Word for word, copy all the data and drop the pictures.

-- start of MATERIAL TO PROCESS --

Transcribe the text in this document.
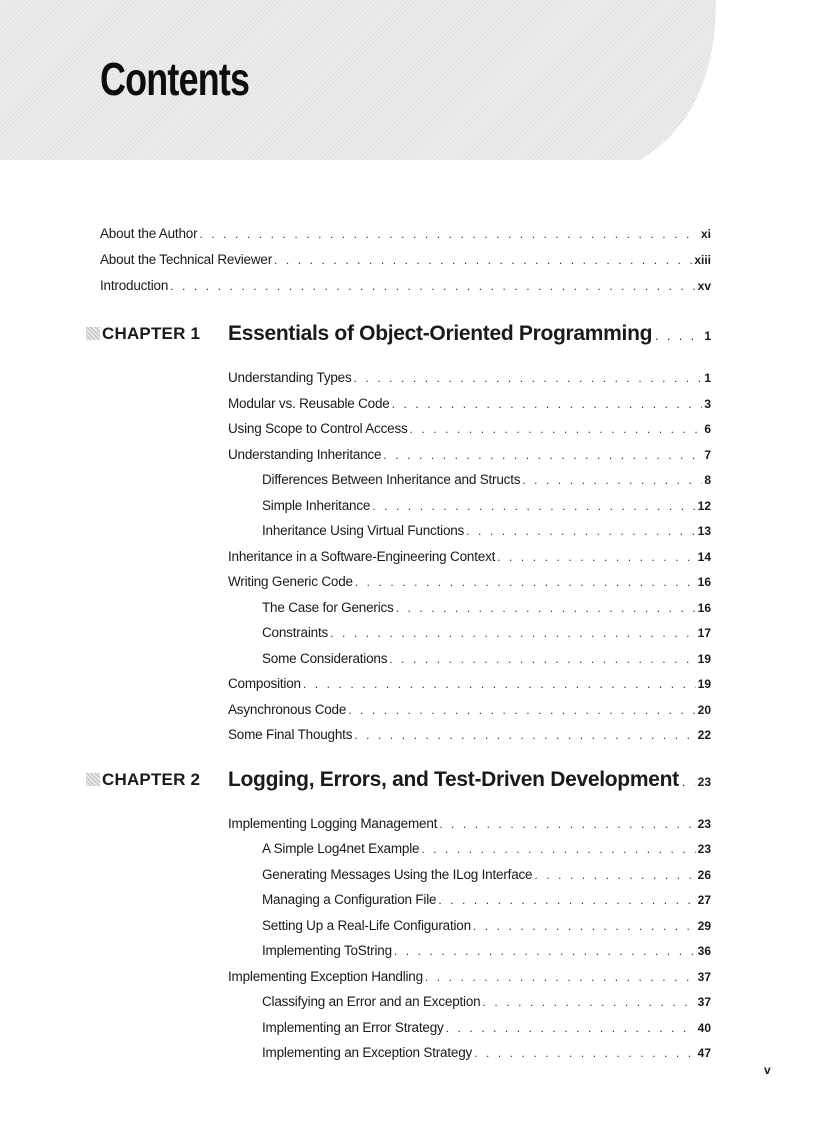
Contents
About the Author . . .	xi
About the Technical Reviewer . . .	xiii
Introduction . . .	xv
CHAPTER 1 Essentials of Object-Oriented Programming . . .	1
Understanding Types . . .	1
Modular vs. Reusable Code . . .	3
Using Scope to Control Access . . .	6
Understanding Inheritance . . .	7
Differences Between Inheritance and Structs . . .	8
Simple Inheritance . . .	12
Inheritance Using Virtual Functions . . .	13
Inheritance in a Software-Engineering Context . . .	14
Writing Generic Code . . .	16
The Case for Generics . . .	16
Constraints . . .	17
Some Considerations . . .	19
Composition . . .	19
Asynchronous Code . . .	20
Some Final Thoughts . . .	22
CHAPTER 2 Logging, Errors, and Test-Driven Development . . . 23
Implementing Logging Management . . .	23
A Simple Log4net Example . . .	23
Generating Messages Using the ILog Interface . . .	26
Managing a Configuration File . . .	27
Setting Up a Real-Life Configuration . . .	29
Implementing ToString . . .	36
Implementing Exception Handling . . .	37
Classifying an Error and an Exception . . .	37
Implementing an Error Strategy . . .	40
Implementing an Exception Strategy . . .	47
v
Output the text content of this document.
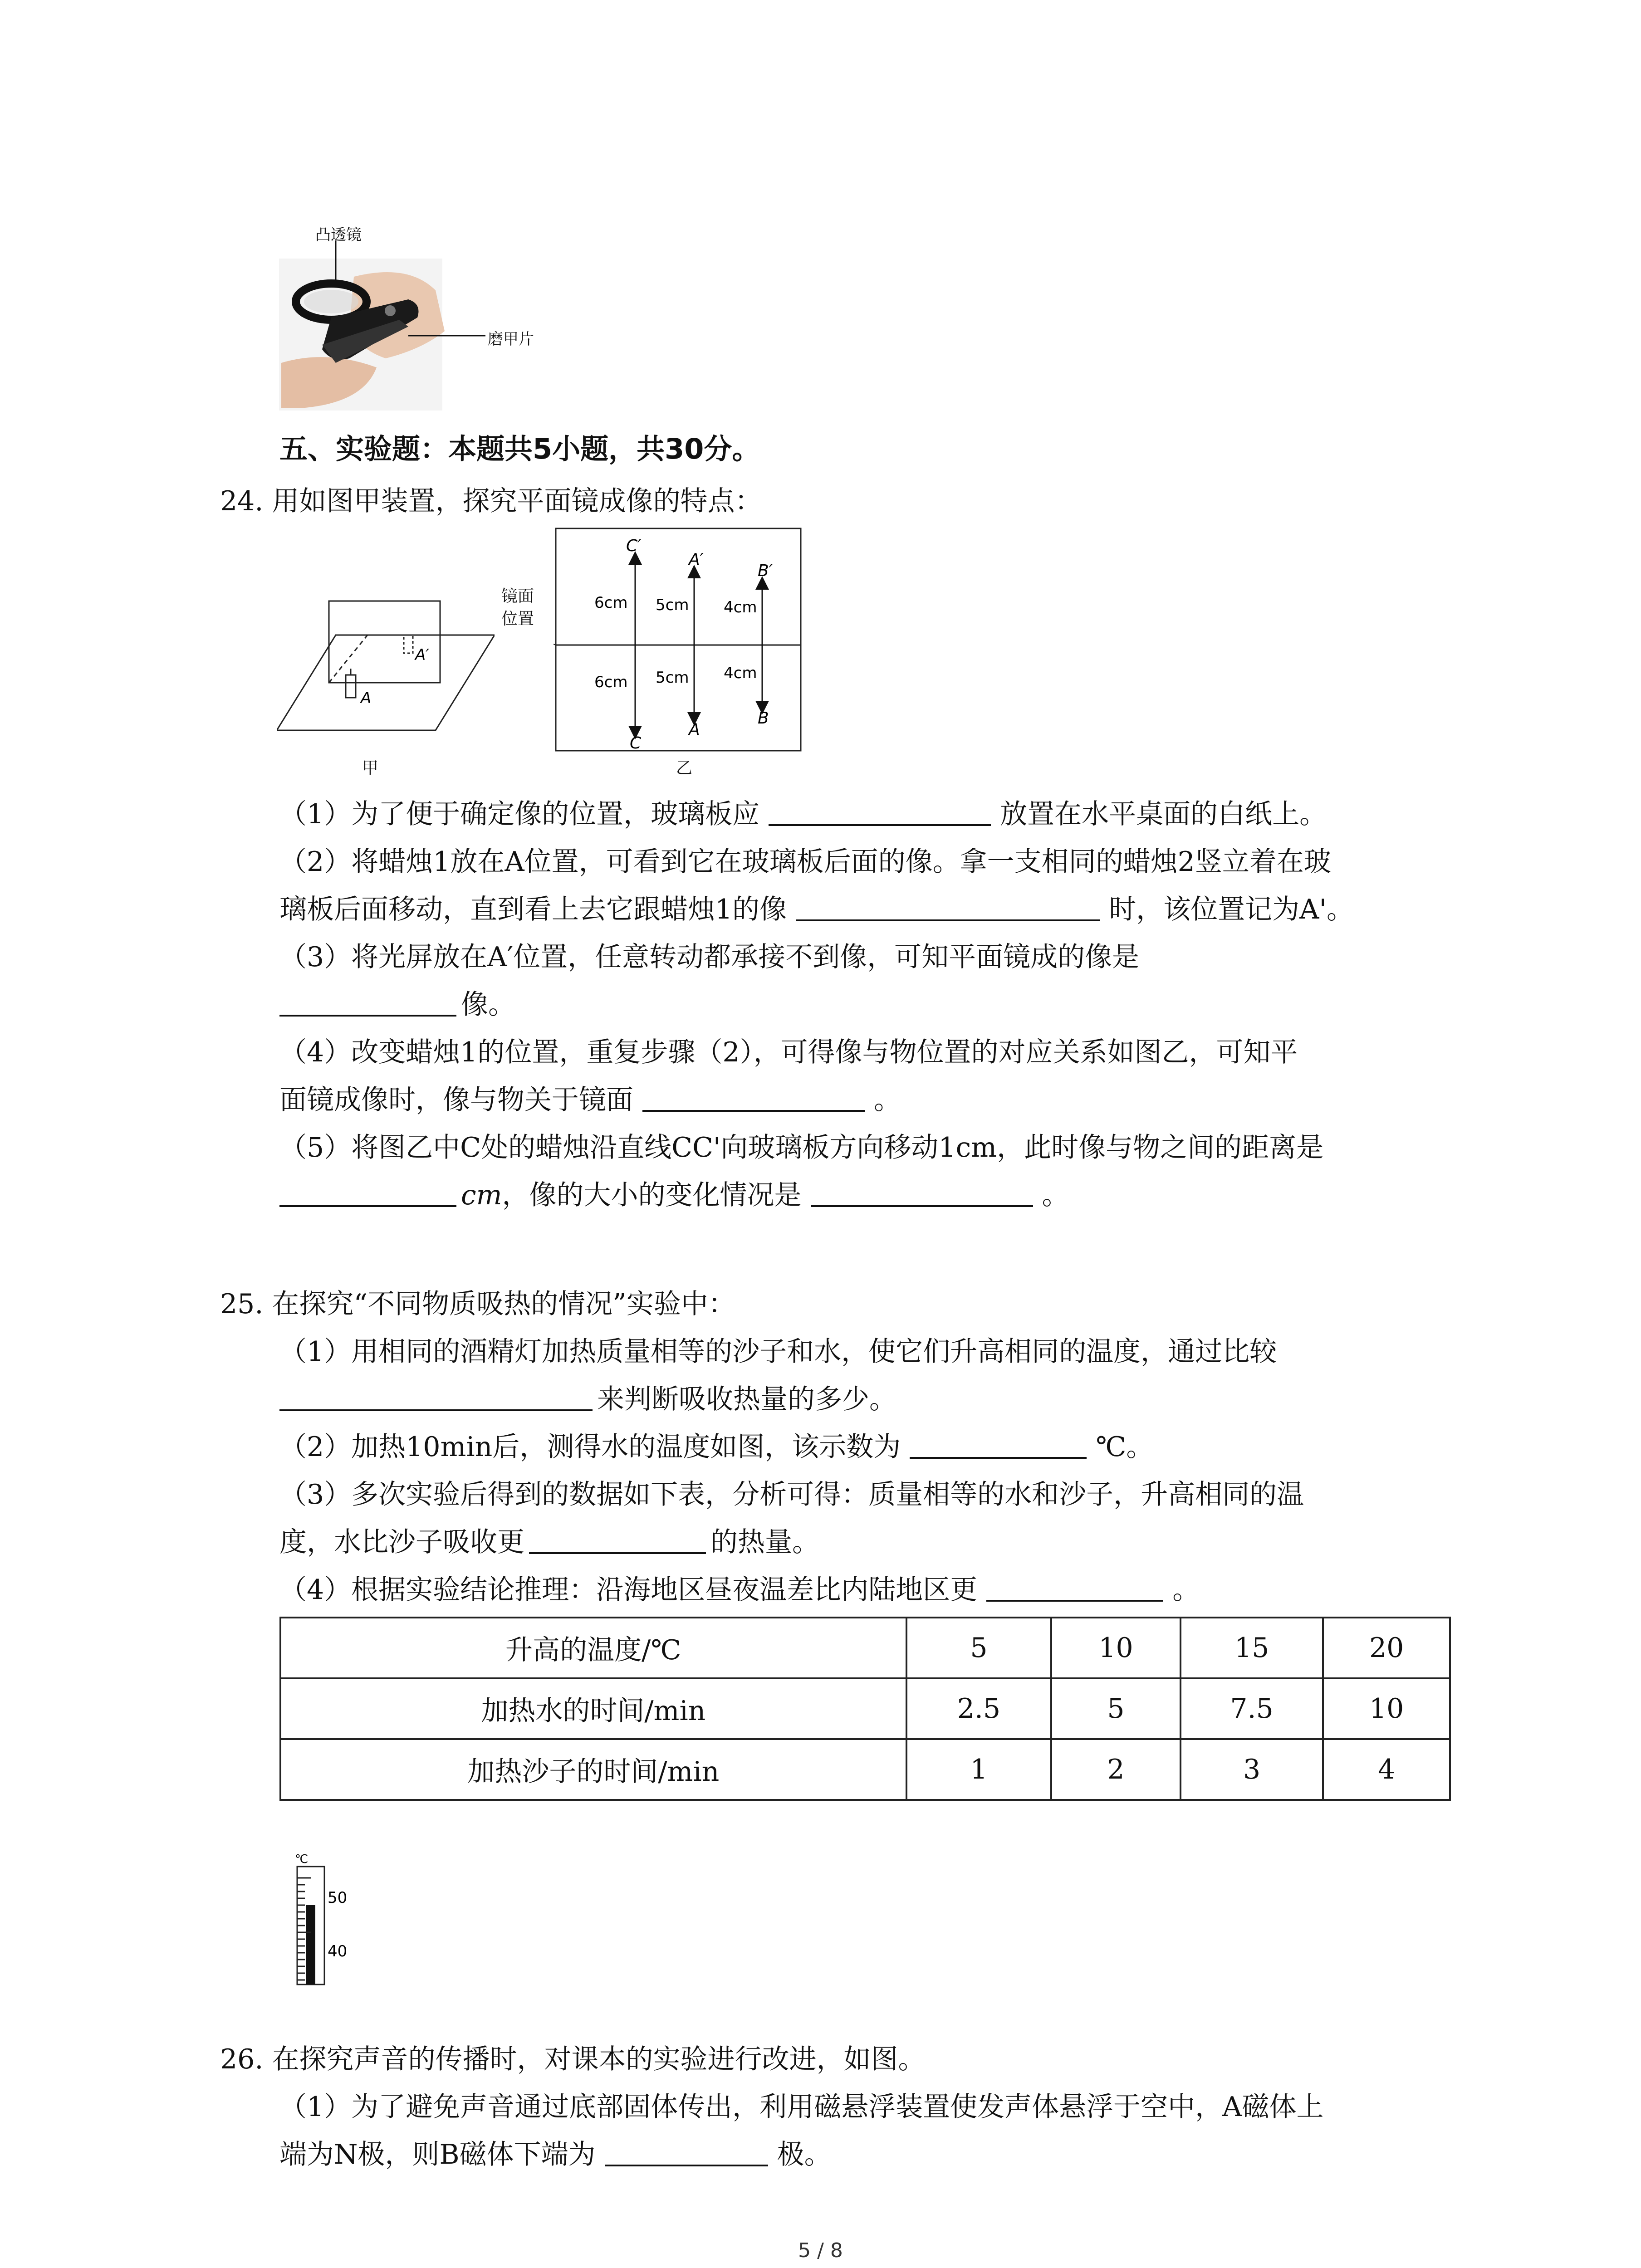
凸透镜
磨甲片
五、实验题：本题共5小题，共30分。
24. 用如图甲装置，探究平面镜成像的特点：
A′
A
甲
镜面
位置
C′
A′
B′
C
A
B
6cm
6cm
5cm
5cm
4cm
4cm
乙
（1）为了便于确定像的位置，玻璃板应	放置在水平桌面的白纸上。
（2）将蜡烛1放在A位置，可看到它在玻璃板后面的像。拿一支相同的蜡烛2竖立着在玻
璃板后面移动，直到看上去它跟蜡烛1的像	时，该位置记为A'。
（3）将光屏放在A′位置，任意转动都承接不到像，可知平面镜成的像是
像。
（4）改变蜡烛1的位置，重复步骤（2），可得像与物位置的对应关系如图乙，可知平
面镜成像时，像与物关于镜面	。
（5）将图乙中C处的蜡烛沿直线CC'向玻璃板方向移动1cm，此时像与物之间的距离是
cm，像的大小的变化情况是	。
25. 在探究“不同物质吸热的情况”实验中：
（1）用相同的酒精灯加热质量相等的沙子和水，使它们升高相同的温度，通过比较
来判断吸收热量的多少。
（2）加热10min后，测得水的温度如图，该示数为	℃。
（3）多次实验后得到的数据如下表，分析可得：质量相等的水和沙子，升高相同的温
度，水比沙子吸收更	的热量。
（4）根据实验结论推理：沿海地区昼夜温差比内陆地区更	。
升高的温度/℃	5	10	15	20
加热水的时间/min	2.5	5	7.5	10
加热沙子的时间/min	1	2	3	4
℃
50
40
26. 在探究声音的传播时，对课本的实验进行改进，如图。
（1）为了避免声音通过底部固体传出，利用磁悬浮装置使发声体悬浮于空中，A磁体上
端为N极，则B磁体下端为	极。
5 / 8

-- end of MATERIAL TO PROCESS --

ANSWER TO THIS PROBLEM:
Transcribe the text in this document.
Contents
About the Author . . .	xi
About the Technical Reviewer . . .	xiii
Introduction . . .	xv
CHAPTER 1 Essentials of Object-Oriented Programming . . .	1
Understanding Types . . .	1
Modular vs. Reusable Code . . .	3
Using Scope to Control Access . . .	6
Understanding Inheritance . . .	7
Differences Between Inheritance and Structs . . .	8
Simple Inheritance . . .	12
Inheritance Using Virtual Functions . . .	13
Inheritance in a Software-Engineering Context . . .	14
Writing Generic Code . . .	16
The Case for Generics . . .	16
Constraints . . .	17
Some Considerations . . .	19
Composition . . .	19
Asynchronous Code . . .	20
Some Final Thoughts . . .	22
CHAPTER 2 Logging, Errors, and Test-Driven Development . . . 23
Implementing Logging Management . . .	23
A Simple Log4net Example . . .	23
Generating Messages Using the ILog Interface . . .	26
Managing a Configuration File . . .	27
Setting Up a Real-Life Configuration . . .	29
Implementing ToString . . .	36
Implementing Exception Handling . . .	37
Classifying an Error and an Exception . . .	37
Implementing an Error Strategy . . .	40
Implementing an Exception Strategy . . .	47
v
Output the text content of this document.
凸透镜
磨甲片
五、实验题：本题共5小题，共30分。
24. 用如图甲装置，探究平面镜成像的特点：
A′
A
甲
镜面
位置
C′
A′
B′
C
A
B
6cm
6cm
5cm
5cm
4cm
4cm
乙
（1）为了便于确定像的位置，玻璃板应	放置在水平桌面的白纸上。
（2）将蜡烛1放在A位置，可看到它在玻璃板后面的像。拿一支相同的蜡烛2竖立着在玻
璃板后面移动，直到看上去它跟蜡烛1的像	时，该位置记为A'。
（3）将光屏放在A′位置，任意转动都承接不到像，可知平面镜成的像是
像。
（4）改变蜡烛1的位置，重复步骤（2），可得像与物位置的对应关系如图乙，可知平
面镜成像时，像与物关于镜面	。
（5）将图乙中C处的蜡烛沿直线CC'向玻璃板方向移动1cm，此时像与物之间的距离是
cm，像的大小的变化情况是	。
25. 在探究“不同物质吸热的情况”实验中：
（1）用相同的酒精灯加热质量相等的沙子和水，使它们升高相同的温度，通过比较
来判断吸收热量的多少。
（2）加热10min后，测得水的温度如图，该示数为	℃。
（3）多次实验后得到的数据如下表，分析可得：质量相等的水和沙子，升高相同的温
度，水比沙子吸收更	的热量。
（4）根据实验结论推理：沿海地区昼夜温差比内陆地区更	。
升高的温度/℃	5	10	15	20
加热水的时间/min	2.5	5	7.5	10
加热沙子的时间/min	1	2	3	4
℃
50
40
26. 在探究声音的传播时，对课本的实验进行改进，如图。
（1）为了避免声音通过底部固体传出，利用磁悬浮装置使发声体悬浮于空中，A磁体上
端为N极，则B磁体下端为	极。
5 / 8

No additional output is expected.